§ Problem 1
From the Lyme disease text, repeat the passage that opens with the words containing "- Since obtaining" and closes with "needs to change.".
§ Problem 2
Answer these questions using the Lyme disease text:
(a) How many strains of borrelia does current CDC two-tiered testing test for?
(b) According to research cited in the text, what range of patients obtain the EM rash?
(c) What percentage of patients does the text say are diagnosed and treated late?

[Text shown — start]

Tuttle brings up many valid questions you may want to consider if you are planning on writing HHS on how best to address Lyme disease.
- It needs to be understood that this complex illness started out historically through the myopic lens of a rheumatologist and has never expanded to include the many and varied symptoms that are experienced in reality and demonstrated through research.
- Conflict if interest riddled public health ‘authorities’ still have not admitted the potential of sexual transmission and they still state that congenital transmission is ‘rare’ despite the fact nobody’s counting.
- They also continue to ignore the importance of other pathogens that research has shown cause more severe illness for a longer duration of time, and that require different medications.
- Research has also demonstrated the different forms of borrelia that mainstream medicine continues to ignore, that also require different medications.
- There is a sordid back-story (in which they took out the most specific band for Lyme) on current CDC-2 tiered testing which tests for ONE strain of borrelia, which misses a majority of cases. They aren’t even looking for or testing for other pathogens.
- They falsely continue to state that 60-80% obtain the EM rash, when research shows it’s highly variable and between 0-80%. Only 25% had the rash in the first ever patient group. The CDC has received a formal complaint on this false statistic in 2019. Crickets.
- Since obtaining a positive test and having the EM rash are requirements to enter research studies, it’s obvious that a HUGE subset of patients are not being studied. This has been going on for over 40 years and needs to change.
- The CDC also falsely states that only 10-20% go on to suffer persistent symptoms. This only includes patients who were diagnosed and treated early. There is a larger group of 40-60% of patients that are diagnosed and treated late. When you combine the two groups, perhaps over 60% of infected patients are chronically infected and struggle with severe symptoms. This distinction is extremely important because CDC statistics downplay the significance of the problem. Also, research dollars are limited and typically go to issues affecting the most people.

[Text shown — finish]
[Supplied information — start]

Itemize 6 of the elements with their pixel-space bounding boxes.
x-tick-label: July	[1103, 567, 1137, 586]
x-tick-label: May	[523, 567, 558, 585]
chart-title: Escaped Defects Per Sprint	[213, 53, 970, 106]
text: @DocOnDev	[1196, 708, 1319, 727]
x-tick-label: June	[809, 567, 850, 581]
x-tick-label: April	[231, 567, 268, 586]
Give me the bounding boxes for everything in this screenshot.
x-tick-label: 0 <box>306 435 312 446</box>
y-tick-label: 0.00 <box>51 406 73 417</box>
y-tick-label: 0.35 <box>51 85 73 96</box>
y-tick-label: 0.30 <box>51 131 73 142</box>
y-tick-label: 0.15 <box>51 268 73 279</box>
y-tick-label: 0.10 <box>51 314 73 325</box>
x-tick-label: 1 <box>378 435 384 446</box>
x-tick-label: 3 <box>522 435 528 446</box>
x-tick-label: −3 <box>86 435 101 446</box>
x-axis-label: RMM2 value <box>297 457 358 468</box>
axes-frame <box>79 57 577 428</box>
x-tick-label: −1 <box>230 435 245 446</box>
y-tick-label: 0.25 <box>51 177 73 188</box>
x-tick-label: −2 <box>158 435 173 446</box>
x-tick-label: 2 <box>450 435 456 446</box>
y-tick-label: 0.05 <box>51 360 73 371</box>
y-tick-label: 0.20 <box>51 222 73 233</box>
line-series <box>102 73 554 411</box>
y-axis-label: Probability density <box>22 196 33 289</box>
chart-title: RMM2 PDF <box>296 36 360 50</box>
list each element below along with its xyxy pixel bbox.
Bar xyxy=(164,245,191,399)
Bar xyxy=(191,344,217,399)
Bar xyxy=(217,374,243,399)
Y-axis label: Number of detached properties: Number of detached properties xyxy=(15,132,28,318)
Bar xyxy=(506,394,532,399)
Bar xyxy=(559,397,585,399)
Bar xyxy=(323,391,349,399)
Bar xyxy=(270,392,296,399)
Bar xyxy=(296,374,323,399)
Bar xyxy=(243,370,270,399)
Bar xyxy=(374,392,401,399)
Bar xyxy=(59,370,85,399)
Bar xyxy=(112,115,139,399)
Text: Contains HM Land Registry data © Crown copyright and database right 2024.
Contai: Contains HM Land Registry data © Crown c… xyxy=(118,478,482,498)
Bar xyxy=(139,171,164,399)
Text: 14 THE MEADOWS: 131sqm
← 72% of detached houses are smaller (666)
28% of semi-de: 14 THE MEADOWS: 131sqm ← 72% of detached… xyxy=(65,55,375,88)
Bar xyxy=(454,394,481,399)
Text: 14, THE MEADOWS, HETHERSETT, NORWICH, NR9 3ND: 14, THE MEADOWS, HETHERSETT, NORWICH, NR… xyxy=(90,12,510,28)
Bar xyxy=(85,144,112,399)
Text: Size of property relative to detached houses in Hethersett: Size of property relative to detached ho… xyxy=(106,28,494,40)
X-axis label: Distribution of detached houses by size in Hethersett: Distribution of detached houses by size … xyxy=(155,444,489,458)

[Supplied information — finish]

§ Written reply 1
- Since obtaining a positive test and having the EM rash are requirements to enter research studies, it’s obvious that a HUGE subset of patients are not being studied. This has been going on for over 40 years and needs to change.

§ Written reply 2
(a) One strain.
(b) Between 0 and 80%.
(c) 40-60% of patients.